What you have to do: Repeat every line of the listing below exactly, minus the pictures.

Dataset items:
====

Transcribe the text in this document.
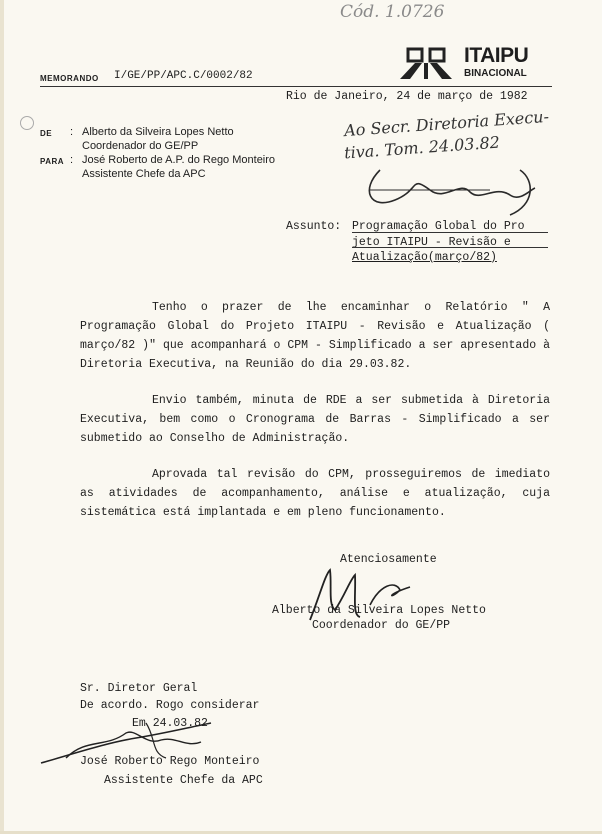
Cód. 1.0726
ITAIPU
BINACIONAL
MEMORANDO I/GE/PP/APC.C/0002/82
Rio de Janeiro, 24 de março de 1982
DE : Alberto da Silveira Lopes Netto
Coordenador do GE/PP
PARA : José Roberto de A.P. do Rego Monteiro
Assistente Chefe da APC
Ao Secr. Diretoria Execu-
tiva. Tom. 24.03.82
Assunto: Programação Global do Pro
jeto ITAIPU - Revisão e
Atualização(março/82)

Tenho o prazer de lhe encaminhar o Relatório " A Programação Global do Projeto ITAIPU - Revisão e Atualização ( março/82 )" que acompanhará o CPM - Simplificado a ser apresentado à Diretoria Executiva, na Reunião do dia 29.03.82.

Envio também, minuta de RDE a ser submetida à Diretoria Executiva, bem como o Cronograma de Barras - Simplificado a ser submetido ao Conselho de Administração.

Aprovada tal revisão do CPM, prosseguiremos de imediato as atividades de acompanhamento, análise e atualização, cuja sistemática está implantada e em pleno funcionamento.

Atenciosamente
Alberto da Silveira Lopes Netto
Coordenador do GE/PP
Sr. Diretor Geral
De acordo. Rogo considerar
Em 24.03.82
José Roberto Rego Monteiro
Assistente Chefe da APC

====

Solution to this exercise:
Transcribe the text in this document.
Cód. 1.0726
ITAIPU
BINACIONAL
MEMORANDO I/GE/PP/APC.C/0002/82
Rio de Janeiro, 24 de março de 1982
DE : Alberto da Silveira Lopes Netto
Coordenador do GE/PP
PARA : José Roberto de A.P. do Rego Monteiro
Assistente Chefe da APC
Ao Secr. Diretoria Execu-
tiva. Tom. 24.03.82
Assunto: Programação Global do Pro
jeto ITAIPU - Revisão e
Atualização(março/82)

Tenho o prazer de lhe encaminhar o Relatório " A Programação Global do Projeto ITAIPU - Revisão e Atualização ( março/82 )" que acompanhará o CPM - Simplificado a ser apresentado à Diretoria Executiva, na Reunião do dia 29.03.82.

Envio também, minuta de RDE a ser submetida à Diretoria Executiva, bem como o Cronograma de Barras - Simplificado a ser submetido ao Conselho de Administração.

Aprovada tal revisão do CPM, prosseguiremos de imediato as atividades de acompanhamento, análise e atualização, cuja sistemática está implantada e em pleno funcionamento.

Atenciosamente
Alberto da Silveira Lopes Netto
Coordenador do GE/PP
Sr. Diretor Geral
De acordo. Rogo considerar
Em 24.03.82
José Roberto Rego Monteiro
Assistente Chefe da APC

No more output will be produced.